▶ **Saved entries**
==========

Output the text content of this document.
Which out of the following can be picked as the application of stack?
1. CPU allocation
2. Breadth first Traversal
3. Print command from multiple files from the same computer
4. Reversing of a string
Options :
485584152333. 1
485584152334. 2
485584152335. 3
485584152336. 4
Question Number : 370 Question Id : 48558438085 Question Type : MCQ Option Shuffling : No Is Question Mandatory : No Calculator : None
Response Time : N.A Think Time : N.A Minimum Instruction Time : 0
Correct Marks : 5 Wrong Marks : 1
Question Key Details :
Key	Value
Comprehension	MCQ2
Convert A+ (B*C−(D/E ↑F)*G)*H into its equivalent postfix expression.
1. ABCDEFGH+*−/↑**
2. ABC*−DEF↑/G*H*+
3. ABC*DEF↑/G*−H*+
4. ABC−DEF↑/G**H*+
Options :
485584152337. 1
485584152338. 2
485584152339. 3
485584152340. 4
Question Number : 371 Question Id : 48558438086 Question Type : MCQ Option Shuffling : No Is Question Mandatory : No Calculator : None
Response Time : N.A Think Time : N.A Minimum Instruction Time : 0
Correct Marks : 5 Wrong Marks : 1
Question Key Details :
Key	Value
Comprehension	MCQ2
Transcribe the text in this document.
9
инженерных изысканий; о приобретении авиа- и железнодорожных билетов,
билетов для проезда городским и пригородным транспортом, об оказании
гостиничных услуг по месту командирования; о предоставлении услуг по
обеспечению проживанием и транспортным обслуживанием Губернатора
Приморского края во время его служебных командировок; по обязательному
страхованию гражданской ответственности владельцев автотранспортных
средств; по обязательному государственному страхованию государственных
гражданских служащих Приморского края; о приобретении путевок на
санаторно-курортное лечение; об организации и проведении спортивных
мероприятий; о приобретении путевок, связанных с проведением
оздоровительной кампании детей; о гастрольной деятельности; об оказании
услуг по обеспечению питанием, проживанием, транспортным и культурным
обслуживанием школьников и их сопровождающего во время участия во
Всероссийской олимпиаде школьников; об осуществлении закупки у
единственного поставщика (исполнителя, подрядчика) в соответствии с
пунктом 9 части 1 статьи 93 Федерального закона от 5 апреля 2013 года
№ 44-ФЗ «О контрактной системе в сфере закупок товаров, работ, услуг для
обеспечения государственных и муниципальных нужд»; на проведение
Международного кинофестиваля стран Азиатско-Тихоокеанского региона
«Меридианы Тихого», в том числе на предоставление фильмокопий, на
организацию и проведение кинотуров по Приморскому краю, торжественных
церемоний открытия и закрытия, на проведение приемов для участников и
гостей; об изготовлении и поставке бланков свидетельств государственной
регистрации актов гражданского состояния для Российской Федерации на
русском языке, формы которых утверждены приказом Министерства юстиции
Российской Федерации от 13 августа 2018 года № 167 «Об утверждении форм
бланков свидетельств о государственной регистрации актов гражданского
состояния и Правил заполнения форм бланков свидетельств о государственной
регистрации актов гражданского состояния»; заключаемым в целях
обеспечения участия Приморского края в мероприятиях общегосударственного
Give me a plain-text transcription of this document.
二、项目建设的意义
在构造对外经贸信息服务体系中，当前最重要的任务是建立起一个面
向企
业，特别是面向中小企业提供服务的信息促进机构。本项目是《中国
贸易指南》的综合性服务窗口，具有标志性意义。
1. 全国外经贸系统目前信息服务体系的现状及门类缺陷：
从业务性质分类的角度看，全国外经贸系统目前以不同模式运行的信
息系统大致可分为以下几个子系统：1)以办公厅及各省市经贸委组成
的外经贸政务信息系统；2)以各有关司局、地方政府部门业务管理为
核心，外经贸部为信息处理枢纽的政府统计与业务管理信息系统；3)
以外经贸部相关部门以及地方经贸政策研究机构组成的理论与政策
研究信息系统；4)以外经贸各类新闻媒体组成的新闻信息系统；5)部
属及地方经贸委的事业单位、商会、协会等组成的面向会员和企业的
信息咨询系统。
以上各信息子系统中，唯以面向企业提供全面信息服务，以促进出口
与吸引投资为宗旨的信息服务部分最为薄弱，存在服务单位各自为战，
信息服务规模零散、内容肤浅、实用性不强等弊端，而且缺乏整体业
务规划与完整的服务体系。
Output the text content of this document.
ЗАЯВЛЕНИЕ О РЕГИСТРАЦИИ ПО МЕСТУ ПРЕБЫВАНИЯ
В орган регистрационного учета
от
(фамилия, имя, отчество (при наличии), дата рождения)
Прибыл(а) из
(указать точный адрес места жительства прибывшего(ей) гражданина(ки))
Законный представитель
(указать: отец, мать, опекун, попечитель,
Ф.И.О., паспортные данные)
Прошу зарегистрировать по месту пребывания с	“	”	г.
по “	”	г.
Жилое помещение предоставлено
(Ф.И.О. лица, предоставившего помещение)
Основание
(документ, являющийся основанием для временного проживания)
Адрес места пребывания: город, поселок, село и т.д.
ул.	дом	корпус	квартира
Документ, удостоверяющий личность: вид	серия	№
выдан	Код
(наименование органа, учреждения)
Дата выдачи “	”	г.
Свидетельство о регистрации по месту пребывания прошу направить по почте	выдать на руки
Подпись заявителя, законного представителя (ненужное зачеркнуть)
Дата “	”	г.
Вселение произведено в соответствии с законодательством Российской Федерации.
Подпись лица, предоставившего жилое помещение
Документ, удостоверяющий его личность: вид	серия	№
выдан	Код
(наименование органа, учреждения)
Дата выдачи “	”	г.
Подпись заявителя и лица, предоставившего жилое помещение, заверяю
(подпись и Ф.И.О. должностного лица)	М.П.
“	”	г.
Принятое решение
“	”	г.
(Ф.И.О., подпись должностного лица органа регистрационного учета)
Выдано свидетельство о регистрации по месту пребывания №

==========

▶ **THE REQUEST**
Quote the data in full, keeping each word unchanged.

▶ **WORKED SOLUTION**
Output the text content of this document.
Which out of the following can be picked as the application of stack?
1. CPU allocation
2. Breadth first Traversal
3. Print command from multiple files from the same computer
4. Reversing of a string
Options :
485584152333. 1
485584152334. 2
485584152335. 3
485584152336. 4
Question Number : 370 Question Id : 48558438085 Question Type : MCQ Option Shuffling : No Is Question Mandatory : No Calculator : None
Response Time : N.A Think Time : N.A Minimum Instruction Time : 0
Correct Marks : 5 Wrong Marks : 1
Question Key Details :
Key	Value
Comprehension	MCQ2
Convert A+ (B*C−(D/E ↑F)*G)*H into its equivalent postfix expression.
1. ABCDEFGH+*−/↑**
2. ABC*−DEF↑/G*H*+
3. ABC*DEF↑/G*−H*+
4. ABC−DEF↑/G**H*+
Options :
485584152337. 1
485584152338. 2
485584152339. 3
485584152340. 4
Question Number : 371 Question Id : 48558438086 Question Type : MCQ Option Shuffling : No Is Question Mandatory : No Calculator : None
Response Time : N.A Think Time : N.A Minimum Instruction Time : 0
Correct Marks : 5 Wrong Marks : 1
Question Key Details :
Key	Value
Comprehension	MCQ2
Transcribe the text in this document.
9
инженерных изысканий; о приобретении авиа- и железнодорожных билетов,
билетов для проезда городским и пригородным транспортом, об оказании
гостиничных услуг по месту командирования; о предоставлении услуг по
обеспечению проживанием и транспортным обслуживанием Губернатора
Приморского края во время его служебных командировок; по обязательному
страхованию гражданской ответственности владельцев автотранспортных
средств; по обязательному государственному страхованию государственных
гражданских служащих Приморского края; о приобретении путевок на
санаторно-курортное лечение; об организации и проведении спортивных
мероприятий; о приобретении путевок, связанных с проведением
оздоровительной кампании детей; о гастрольной деятельности; об оказании
услуг по обеспечению питанием, проживанием, транспортным и культурным
обслуживанием школьников и их сопровождающего во время участия во
Всероссийской олимпиаде школьников; об осуществлении закупки у
единственного поставщика (исполнителя, подрядчика) в соответствии с
пунктом 9 части 1 статьи 93 Федерального закона от 5 апреля 2013 года
№ 44-ФЗ «О контрактной системе в сфере закупок товаров, работ, услуг для
обеспечения государственных и муниципальных нужд»; на проведение
Международного кинофестиваля стран Азиатско-Тихоокеанского региона
«Меридианы Тихого», в том числе на предоставление фильмокопий, на
организацию и проведение кинотуров по Приморскому краю, торжественных
церемоний открытия и закрытия, на проведение приемов для участников и
гостей; об изготовлении и поставке бланков свидетельств государственной
регистрации актов гражданского состояния для Российской Федерации на
русском языке, формы которых утверждены приказом Министерства юстиции
Российской Федерации от 13 августа 2018 года № 167 «Об утверждении форм
бланков свидетельств о государственной регистрации актов гражданского
состояния и Правил заполнения форм бланков свидетельств о государственной
регистрации актов гражданского состояния»; заключаемым в целях
обеспечения участия Приморского края в мероприятиях общегосударственного
Give me a plain-text transcription of this document.
二、项目建设的意义
在构造对外经贸信息服务体系中，当前最重要的任务是建立起一个面
向企
业，特别是面向中小企业提供服务的信息促进机构。本项目是《中国
贸易指南》的综合性服务窗口，具有标志性意义。
1. 全国外经贸系统目前信息服务体系的现状及门类缺陷：
从业务性质分类的角度看，全国外经贸系统目前以不同模式运行的信
息系统大致可分为以下几个子系统：1)以办公厅及各省市经贸委组成
的外经贸政务信息系统；2)以各有关司局、地方政府部门业务管理为
核心，外经贸部为信息处理枢纽的政府统计与业务管理信息系统；3)
以外经贸部相关部门以及地方经贸政策研究机构组成的理论与政策
研究信息系统；4)以外经贸各类新闻媒体组成的新闻信息系统；5)部
属及地方经贸委的事业单位、商会、协会等组成的面向会员和企业的
信息咨询系统。
以上各信息子系统中，唯以面向企业提供全面信息服务，以促进出口
与吸引投资为宗旨的信息服务部分最为薄弱，存在服务单位各自为战，
信息服务规模零散、内容肤浅、实用性不强等弊端，而且缺乏整体业
务规划与完整的服务体系。
Output the text content of this document.
ЗАЯВЛЕНИЕ О РЕГИСТРАЦИИ ПО МЕСТУ ПРЕБЫВАНИЯ
В орган регистрационного учета
от
(фамилия, имя, отчество (при наличии), дата рождения)
Прибыл(а) из
(указать точный адрес места жительства прибывшего(ей) гражданина(ки))
Законный представитель
(указать: отец, мать, опекун, попечитель,
Ф.И.О., паспортные данные)
Прошу зарегистрировать по месту пребывания с	“	”	г.
по “	”	г.
Жилое помещение предоставлено
(Ф.И.О. лица, предоставившего помещение)
Основание
(документ, являющийся основанием для временного проживания)
Адрес места пребывания: город, поселок, село и т.д.
ул.	дом	корпус	квартира
Документ, удостоверяющий личность: вид	серия	№
выдан	Код
(наименование органа, учреждения)
Дата выдачи “	”	г.
Свидетельство о регистрации по месту пребывания прошу направить по почте	выдать на руки
Подпись заявителя, законного представителя (ненужное зачеркнуть)
Дата “	”	г.
Вселение произведено в соответствии с законодательством Российской Федерации.
Подпись лица, предоставившего жилое помещение
Документ, удостоверяющий его личность: вид	серия	№
выдан	Код
(наименование органа, учреждения)
Дата выдачи “	”	г.
Подпись заявителя и лица, предоставившего жилое помещение, заверяю
(подпись и Ф.И.О. должностного лица)	М.П.
“	”	г.
Принятое решение
“	”	г.
(Ф.И.О., подпись должностного лица органа регистрационного учета)
Выдано свидетельство о регистрации по месту пребывания №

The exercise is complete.